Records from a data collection
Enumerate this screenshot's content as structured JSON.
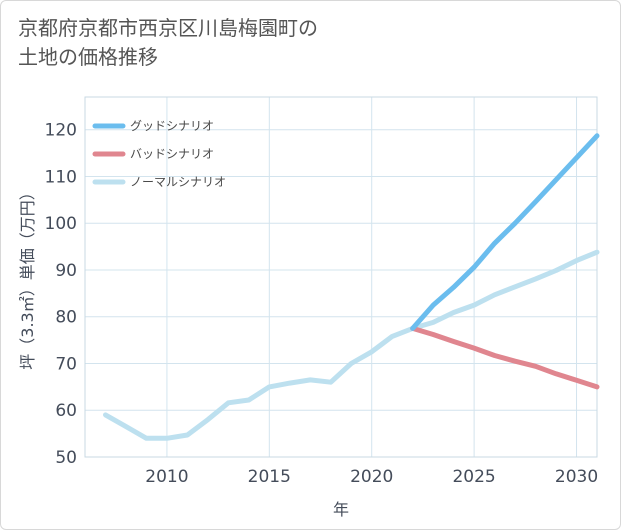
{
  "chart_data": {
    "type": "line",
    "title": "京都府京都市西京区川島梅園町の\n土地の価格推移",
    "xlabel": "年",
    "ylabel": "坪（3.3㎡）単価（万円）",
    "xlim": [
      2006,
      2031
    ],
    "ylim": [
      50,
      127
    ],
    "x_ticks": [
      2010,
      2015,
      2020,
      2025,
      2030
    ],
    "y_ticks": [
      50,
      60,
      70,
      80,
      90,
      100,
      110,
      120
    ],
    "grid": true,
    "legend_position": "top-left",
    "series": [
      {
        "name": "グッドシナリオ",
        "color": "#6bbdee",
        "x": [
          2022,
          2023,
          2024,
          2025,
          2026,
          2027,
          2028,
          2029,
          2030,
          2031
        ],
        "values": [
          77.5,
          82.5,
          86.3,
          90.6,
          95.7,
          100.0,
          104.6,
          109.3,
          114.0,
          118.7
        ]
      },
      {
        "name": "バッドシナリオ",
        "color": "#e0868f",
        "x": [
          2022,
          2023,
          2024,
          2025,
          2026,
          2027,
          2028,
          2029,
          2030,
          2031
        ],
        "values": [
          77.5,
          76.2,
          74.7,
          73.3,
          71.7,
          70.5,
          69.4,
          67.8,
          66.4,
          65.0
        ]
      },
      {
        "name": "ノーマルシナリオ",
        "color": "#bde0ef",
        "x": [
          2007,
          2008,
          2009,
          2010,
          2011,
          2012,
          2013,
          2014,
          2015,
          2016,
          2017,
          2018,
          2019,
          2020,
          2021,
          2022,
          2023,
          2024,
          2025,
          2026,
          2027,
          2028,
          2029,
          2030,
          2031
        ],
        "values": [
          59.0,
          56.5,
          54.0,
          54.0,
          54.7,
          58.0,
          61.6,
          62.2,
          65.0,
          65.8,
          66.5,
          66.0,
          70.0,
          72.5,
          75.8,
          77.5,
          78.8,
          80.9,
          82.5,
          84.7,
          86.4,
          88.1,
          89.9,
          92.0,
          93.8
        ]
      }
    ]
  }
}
...
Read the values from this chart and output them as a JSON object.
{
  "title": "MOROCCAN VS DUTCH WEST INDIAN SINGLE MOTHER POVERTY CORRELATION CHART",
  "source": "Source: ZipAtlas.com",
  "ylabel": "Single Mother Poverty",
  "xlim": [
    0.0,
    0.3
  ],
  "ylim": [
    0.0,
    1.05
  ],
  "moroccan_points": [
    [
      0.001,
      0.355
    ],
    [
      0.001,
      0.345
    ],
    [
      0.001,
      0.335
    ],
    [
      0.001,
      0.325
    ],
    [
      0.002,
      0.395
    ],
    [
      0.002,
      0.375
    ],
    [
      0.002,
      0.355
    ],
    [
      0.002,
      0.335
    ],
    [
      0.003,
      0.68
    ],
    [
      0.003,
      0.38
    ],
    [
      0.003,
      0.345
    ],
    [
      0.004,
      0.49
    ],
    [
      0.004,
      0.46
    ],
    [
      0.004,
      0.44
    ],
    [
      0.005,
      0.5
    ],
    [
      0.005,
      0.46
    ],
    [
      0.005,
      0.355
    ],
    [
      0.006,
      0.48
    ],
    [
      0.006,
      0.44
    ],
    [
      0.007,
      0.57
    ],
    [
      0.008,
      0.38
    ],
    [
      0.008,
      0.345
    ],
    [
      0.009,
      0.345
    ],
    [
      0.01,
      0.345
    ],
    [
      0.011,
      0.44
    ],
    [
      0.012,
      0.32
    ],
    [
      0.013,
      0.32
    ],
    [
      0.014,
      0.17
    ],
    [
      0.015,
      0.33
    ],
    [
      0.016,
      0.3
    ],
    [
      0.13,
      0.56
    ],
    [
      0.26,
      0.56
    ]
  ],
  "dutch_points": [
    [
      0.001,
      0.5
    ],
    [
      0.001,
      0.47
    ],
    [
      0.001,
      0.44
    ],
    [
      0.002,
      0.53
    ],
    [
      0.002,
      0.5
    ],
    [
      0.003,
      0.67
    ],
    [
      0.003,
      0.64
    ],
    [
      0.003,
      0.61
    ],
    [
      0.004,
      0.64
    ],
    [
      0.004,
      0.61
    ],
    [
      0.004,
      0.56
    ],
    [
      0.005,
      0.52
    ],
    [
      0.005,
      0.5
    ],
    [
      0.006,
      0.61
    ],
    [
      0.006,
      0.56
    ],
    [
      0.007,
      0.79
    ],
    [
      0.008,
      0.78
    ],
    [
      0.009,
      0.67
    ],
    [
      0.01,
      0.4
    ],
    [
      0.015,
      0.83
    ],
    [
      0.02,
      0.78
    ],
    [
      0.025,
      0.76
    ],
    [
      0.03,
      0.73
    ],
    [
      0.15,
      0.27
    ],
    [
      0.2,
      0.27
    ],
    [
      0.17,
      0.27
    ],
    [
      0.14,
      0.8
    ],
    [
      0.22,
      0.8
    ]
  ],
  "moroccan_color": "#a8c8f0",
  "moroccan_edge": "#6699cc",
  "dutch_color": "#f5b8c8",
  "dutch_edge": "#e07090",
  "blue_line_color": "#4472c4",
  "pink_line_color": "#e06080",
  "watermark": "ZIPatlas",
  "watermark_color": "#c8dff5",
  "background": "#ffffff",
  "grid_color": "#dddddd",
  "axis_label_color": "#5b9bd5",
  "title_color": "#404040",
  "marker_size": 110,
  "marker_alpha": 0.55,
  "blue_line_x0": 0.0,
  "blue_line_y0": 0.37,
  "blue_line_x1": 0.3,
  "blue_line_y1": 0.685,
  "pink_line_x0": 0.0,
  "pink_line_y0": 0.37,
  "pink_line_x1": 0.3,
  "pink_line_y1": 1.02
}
...
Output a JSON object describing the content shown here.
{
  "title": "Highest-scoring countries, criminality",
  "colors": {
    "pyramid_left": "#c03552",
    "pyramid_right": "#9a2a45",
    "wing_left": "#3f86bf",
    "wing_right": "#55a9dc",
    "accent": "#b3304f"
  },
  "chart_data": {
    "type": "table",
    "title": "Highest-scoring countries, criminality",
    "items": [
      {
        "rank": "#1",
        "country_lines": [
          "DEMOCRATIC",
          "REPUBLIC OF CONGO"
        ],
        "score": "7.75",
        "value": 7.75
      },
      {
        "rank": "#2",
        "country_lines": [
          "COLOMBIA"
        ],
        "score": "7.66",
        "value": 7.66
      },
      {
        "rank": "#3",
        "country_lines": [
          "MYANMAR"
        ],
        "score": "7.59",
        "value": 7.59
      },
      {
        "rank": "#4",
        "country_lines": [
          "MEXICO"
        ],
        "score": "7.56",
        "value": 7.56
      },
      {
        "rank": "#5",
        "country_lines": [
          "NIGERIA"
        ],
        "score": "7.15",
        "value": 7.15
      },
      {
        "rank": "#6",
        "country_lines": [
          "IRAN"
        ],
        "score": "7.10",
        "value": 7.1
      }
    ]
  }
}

**TASK PROMPT:** From the entries above, return each line with the word "Highest" in it.

**THE RESPONSE:**
  "title": "Highest-scoring countries, criminality",
    "title": "Highest-scoring countries, criminality",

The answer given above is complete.